:: Written request ::
Return each entry exactly, omitting nothing.

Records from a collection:
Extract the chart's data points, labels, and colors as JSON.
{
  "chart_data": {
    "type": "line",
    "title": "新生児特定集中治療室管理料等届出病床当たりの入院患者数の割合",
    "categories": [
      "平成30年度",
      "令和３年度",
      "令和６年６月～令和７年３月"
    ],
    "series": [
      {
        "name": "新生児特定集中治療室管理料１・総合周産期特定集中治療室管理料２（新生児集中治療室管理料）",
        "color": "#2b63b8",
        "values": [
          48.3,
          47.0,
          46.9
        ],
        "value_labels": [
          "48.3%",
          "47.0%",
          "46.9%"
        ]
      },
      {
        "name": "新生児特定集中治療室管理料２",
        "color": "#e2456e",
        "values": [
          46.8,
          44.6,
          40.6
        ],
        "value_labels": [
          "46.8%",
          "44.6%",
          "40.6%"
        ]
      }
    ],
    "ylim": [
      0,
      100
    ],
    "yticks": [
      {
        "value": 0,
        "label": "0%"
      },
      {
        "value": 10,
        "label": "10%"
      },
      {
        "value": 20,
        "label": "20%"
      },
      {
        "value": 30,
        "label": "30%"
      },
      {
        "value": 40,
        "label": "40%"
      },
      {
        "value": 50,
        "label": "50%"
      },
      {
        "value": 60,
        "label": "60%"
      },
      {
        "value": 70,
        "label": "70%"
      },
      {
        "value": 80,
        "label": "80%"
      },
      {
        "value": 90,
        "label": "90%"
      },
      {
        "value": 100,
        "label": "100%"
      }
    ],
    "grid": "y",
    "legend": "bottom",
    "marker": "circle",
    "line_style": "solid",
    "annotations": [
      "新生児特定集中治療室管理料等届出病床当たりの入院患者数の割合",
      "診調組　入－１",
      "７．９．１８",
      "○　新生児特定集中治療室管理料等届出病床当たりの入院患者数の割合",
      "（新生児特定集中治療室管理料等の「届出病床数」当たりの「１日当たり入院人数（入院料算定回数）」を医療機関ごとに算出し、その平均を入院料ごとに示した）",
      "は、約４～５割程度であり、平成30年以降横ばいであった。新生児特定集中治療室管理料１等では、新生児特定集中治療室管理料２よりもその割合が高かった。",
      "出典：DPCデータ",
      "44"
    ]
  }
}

:: Full solution ::
Extract the chart's data points, labels, and colors as JSON.
{
  "chart_data": {
    "type": "line",
    "title": "新生児特定集中治療室管理料等届出病床当たりの入院患者数の割合",
    "categories": [
      "平成30年度",
      "令和３年度",
      "令和６年６月～令和７年３月"
    ],
    "series": [
      {
        "name": "新生児特定集中治療室管理料１・総合周産期特定集中治療室管理料２（新生児集中治療室管理料）",
        "color": "#2b63b8",
        "values": [
          48.3,
          47.0,
          46.9
        ],
        "value_labels": [
          "48.3%",
          "47.0%",
          "46.9%"
        ]
      },
      {
        "name": "新生児特定集中治療室管理料２",
        "color": "#e2456e",
        "values": [
          46.8,
          44.6,
          40.6
        ],
        "value_labels": [
          "46.8%",
          "44.6%",
          "40.6%"
        ]
      }
    ],
    "ylim": [
      0,
      100
    ],
    "yticks": [
      {
        "value": 0,
        "label": "0%"
      },
      {
        "value": 10,
        "label": "10%"
      },
      {
        "value": 20,
        "label": "20%"
      },
      {
        "value": 30,
        "label": "30%"
      },
      {
        "value": 40,
        "label": "40%"
      },
      {
        "value": 50,
        "label": "50%"
      },
      {
        "value": 60,
        "label": "60%"
      },
      {
        "value": 70,
        "label": "70%"
      },
      {
        "value": 80,
        "label": "80%"
      },
      {
        "value": 90,
        "label": "90%"
      },
      {
        "value": 100,
        "label": "100%"
      }
    ],
    "grid": "y",
    "legend": "bottom",
    "marker": "circle",
    "line_style": "solid",
    "annotations": [
      "新生児特定集中治療室管理料等届出病床当たりの入院患者数の割合",
      "診調組　入－１",
      "７．９．１８",
      "○　新生児特定集中治療室管理料等届出病床当たりの入院患者数の割合",
      "（新生児特定集中治療室管理料等の「届出病床数」当たりの「１日当たり入院人数（入院料算定回数）」を医療機関ごとに算出し、その平均を入院料ごとに示した）",
      "は、約４～５割程度であり、平成30年以降横ばいであった。新生児特定集中治療室管理料１等では、新生児特定集中治療室管理料２よりもその割合が高かった。",
      "出典：DPCデータ",
      "44"
    ]
  }
}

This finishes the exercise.